● **WHAT IS ASKED**
Rewrite the entries below, changing each "x-tick-label" to "time-label" and leaving everything else as it is. Omit the pictures from your answer.
--- start of PROVIDED RECORDS ---
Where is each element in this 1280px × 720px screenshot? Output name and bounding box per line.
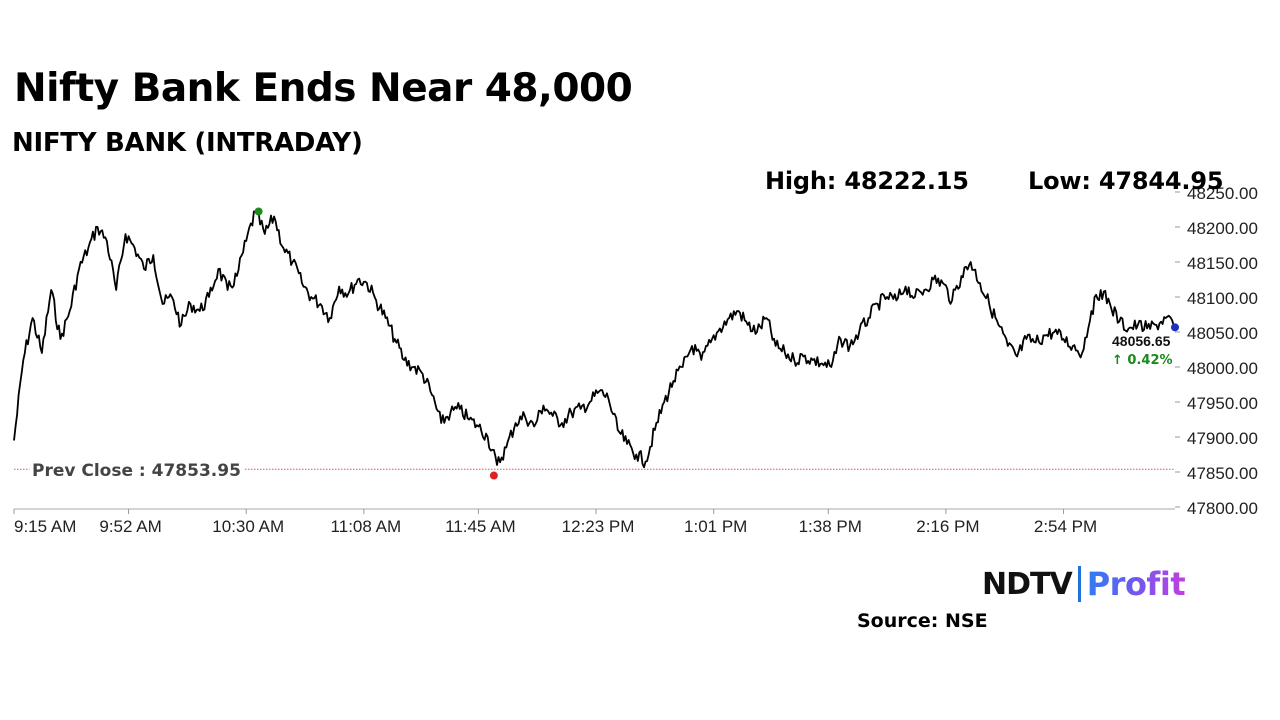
x-tick-label: 11:08 AM (331, 517, 402, 536)
x-tick-label: 1:01 PM (684, 517, 747, 536)
y-tick-label: 47900.00 (1187, 429, 1258, 448)
y-tick-label: 47850.00 (1187, 464, 1258, 483)
x-axis: 9:15 AM 9:52 AM 10:30 AM 11:08 AM 11:45 AM 12… (13, 508, 1175, 536)
y-tick-label: 48050.00 (1187, 324, 1258, 343)
logo-profit-text: Profit (1086, 565, 1186, 603)
x-tick-label: 2:16 PM (916, 517, 979, 536)
series-points (13, 211, 1176, 466)
page-title: Nifty Bank Ends Near 48,000 (14, 66, 633, 111)
day-low-stat: Low: 47844.95 (1028, 167, 1224, 195)
x-tick-label: 2:54 PM (1034, 517, 1097, 536)
last-value-marker (1171, 323, 1179, 332)
series-line (13, 209, 1176, 469)
x-tick-label: 9:15 AM (14, 517, 76, 536)
x-tick-label: 11:45 AM (445, 517, 516, 536)
last-value-label: 48056.65 (1112, 333, 1171, 349)
logo-divider (1077, 566, 1081, 602)
x-tick-label: 10:30 AM (212, 517, 284, 536)
ndtv-profit-logo: NDTV Profit (982, 564, 1186, 604)
logo-ndtv-text: NDTV (982, 566, 1073, 602)
y-tick-label: 47800.00 (1187, 499, 1258, 518)
x-tick-label: 1:38 PM (799, 517, 862, 536)
source-note: Source: NSE (857, 610, 988, 632)
day-high-stat: High: 48222.15 (765, 167, 969, 195)
y-tick-label: 47950.00 (1187, 394, 1258, 413)
y-tick-label: 48250.00 (1187, 184, 1258, 203)
y-tick-label: 48150.00 (1187, 254, 1258, 273)
x-tick-label: 9:52 AM (99, 517, 161, 536)
y-tick-label: 48100.00 (1187, 289, 1258, 308)
y-axis: 47800.00 47850.00 47900.00 47950.00 48000.00… (1175, 184, 1258, 518)
high-marker (254, 207, 263, 216)
chart-subtitle: NIFTY BANK (INTRADAY) (12, 128, 363, 158)
change-label: ↑ 0.42% (1112, 353, 1173, 368)
prev-close-label: Prev Close : 47853.95 (32, 461, 241, 481)
x-tick-label: 12:23 PM (562, 517, 635, 536)
y-tick-label: 48200.00 (1187, 219, 1258, 238)
y-tick-label: 48000.00 (1187, 359, 1258, 378)
low-marker (489, 471, 498, 480)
--- end of PROVIDED RECORDS ---
● **RESULT FOR THIS EXERCISE**
Where is each element in this 1280px × 720px screenshot? Output name and bounding box per line.
time-label: 11:08 AM (331, 517, 402, 536)
time-label: 1:01 PM (684, 517, 747, 536)
y-tick-label: 47900.00 (1187, 429, 1258, 448)
y-tick-label: 47850.00 (1187, 464, 1258, 483)
x-axis: 9:15 AM 9:52 AM 10:30 AM 11:08 AM 11:45 AM 12… (13, 508, 1175, 536)
y-tick-label: 48050.00 (1187, 324, 1258, 343)
logo-profit-text: Profit (1086, 565, 1186, 603)
time-label: 2:16 PM (916, 517, 979, 536)
series-points (13, 211, 1176, 466)
page-title: Nifty Bank Ends Near 48,000 (14, 66, 633, 111)
day-low-stat: Low: 47844.95 (1028, 167, 1224, 195)
time-label: 2:54 PM (1034, 517, 1097, 536)
last-value-marker (1171, 323, 1179, 332)
series-line (13, 209, 1176, 469)
time-label: 9:15 AM (14, 517, 76, 536)
time-label: 11:45 AM (445, 517, 516, 536)
last-value-label: 48056.65 (1112, 333, 1171, 349)
logo-divider (1077, 566, 1081, 602)
time-label: 10:30 AM (212, 517, 284, 536)
ndtv-profit-logo: NDTV Profit (982, 564, 1186, 604)
logo-ndtv-text: NDTV (982, 566, 1073, 602)
y-tick-label: 47800.00 (1187, 499, 1258, 518)
time-label: 1:38 PM (799, 517, 862, 536)
source-note: Source: NSE (857, 610, 988, 632)
day-high-stat: High: 48222.15 (765, 167, 969, 195)
y-tick-label: 47950.00 (1187, 394, 1258, 413)
y-tick-label: 48250.00 (1187, 184, 1258, 203)
y-tick-label: 48150.00 (1187, 254, 1258, 273)
time-label: 9:52 AM (99, 517, 161, 536)
y-tick-label: 48100.00 (1187, 289, 1258, 308)
y-axis: 47800.00 47850.00 47900.00 47950.00 48000.00… (1175, 184, 1258, 518)
high-marker (254, 207, 263, 216)
chart-subtitle: NIFTY BANK (INTRADAY) (12, 128, 363, 158)
change-label: ↑ 0.42% (1112, 353, 1173, 368)
prev-close-label: Prev Close : 47853.95 (32, 461, 241, 481)
time-label: 12:23 PM (562, 517, 635, 536)
y-tick-label: 48200.00 (1187, 219, 1258, 238)
y-tick-label: 48000.00 (1187, 359, 1258, 378)
low-marker (489, 471, 498, 480)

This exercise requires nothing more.